§ **The task**
Transcribe the lines below verbatim, skipping the images.
[Start Records for the exercise]
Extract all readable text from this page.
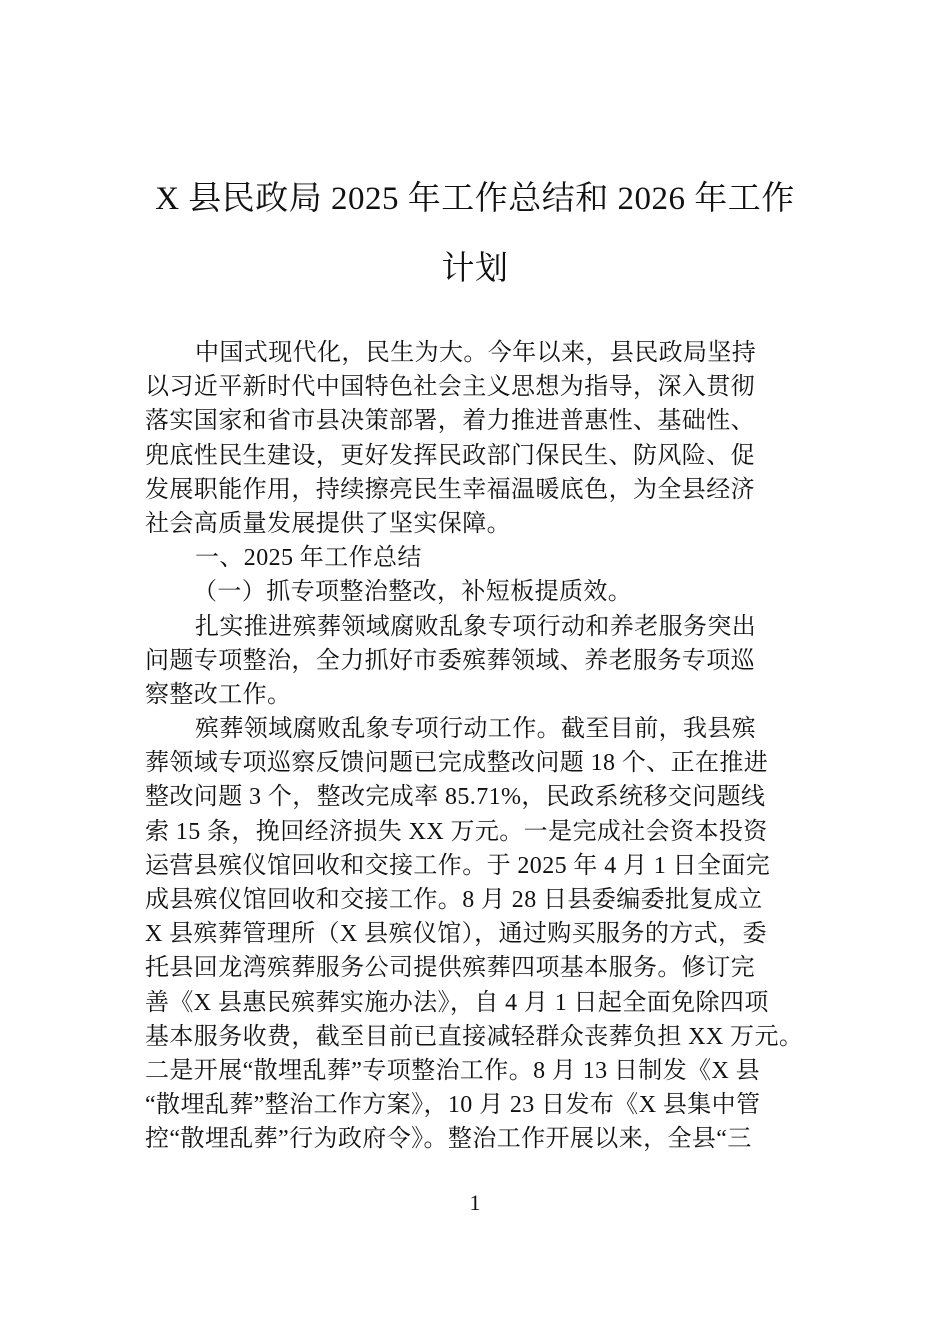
X 县民政局 2025 年工作总结和 2026 年工作
计划
中国式现代化，民生为大。今年以来，县民政局坚持
以习近平新时代中国特色社会主义思想为指导，深入贯彻
落实国家和省市县决策部署，着力推进普惠性、基础性、
兜底性民生建设，更好发挥民政部门保民生、防风险、促
发展职能作用，持续擦亮民生幸福温暖底色，为全县经济
社会高质量发展提供了坚实保障。
一、2025 年工作总结
（一）抓专项整治整改，补短板提质效。
扎实推进殡葬领域腐败乱象专项行动和养老服务突出
问题专项整治，全力抓好市委殡葬领域、养老服务专项巡
察整改工作。
殡葬领域腐败乱象专项行动工作。截至目前，我县殡
葬领域专项巡察反馈问题已完成整改问题 18 个、正在推进
整改问题 3 个，整改完成率 85.71%，民政系统移交问题线
索 15 条，挽回经济损失 XX 万元。一是完成社会资本投资
运营县殡仪馆回收和交接工作。于 2025 年 4 月 1 日全面完
成县殡仪馆回收和交接工作。8 月 28 日县委编委批复成立
X 县殡葬管理所（X 县殡仪馆），通过购买服务的方式，委
托县回龙湾殡葬服务公司提供殡葬四项基本服务。修订完
善《X 县惠民殡葬实施办法》，自 4 月 1 日起全面免除四项
基本服务收费，截至目前已直接减轻群众丧葬负担 XX 万元。
二是开展“散埋乱葬”专项整治工作。8 月 13 日制发《X 县
“散埋乱葬”整治工作方案》，10 月 23 日发布《X 县集中管
控“散埋乱葬”行为政府令》。整治工作开展以来，全县“三
1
[End Records for the exercise]
§ **Written solution**
Extract all readable text from this page.
X 县民政局 2025 年工作总结和 2026 年工作
计划
中国式现代化，民生为大。今年以来，县民政局坚持
以习近平新时代中国特色社会主义思想为指导，深入贯彻
落实国家和省市县决策部署，着力推进普惠性、基础性、
兜底性民生建设，更好发挥民政部门保民生、防风险、促
发展职能作用，持续擦亮民生幸福温暖底色，为全县经济
社会高质量发展提供了坚实保障。
一、2025 年工作总结
（一）抓专项整治整改，补短板提质效。
扎实推进殡葬领域腐败乱象专项行动和养老服务突出
问题专项整治，全力抓好市委殡葬领域、养老服务专项巡
察整改工作。
殡葬领域腐败乱象专项行动工作。截至目前，我县殡
葬领域专项巡察反馈问题已完成整改问题 18 个、正在推进
整改问题 3 个，整改完成率 85.71%，民政系统移交问题线
索 15 条，挽回经济损失 XX 万元。一是完成社会资本投资
运营县殡仪馆回收和交接工作。于 2025 年 4 月 1 日全面完
成县殡仪馆回收和交接工作。8 月 28 日县委编委批复成立
X 县殡葬管理所（X 县殡仪馆），通过购买服务的方式，委
托县回龙湾殡葬服务公司提供殡葬四项基本服务。修订完
善《X 县惠民殡葬实施办法》，自 4 月 1 日起全面免除四项
基本服务收费，截至目前已直接减轻群众丧葬负担 XX 万元。
二是开展“散埋乱葬”专项整治工作。8 月 13 日制发《X 县
“散埋乱葬”整治工作方案》，10 月 23 日发布《X 县集中管
控“散埋乱葬”行为政府令》。整治工作开展以来，全县“三
1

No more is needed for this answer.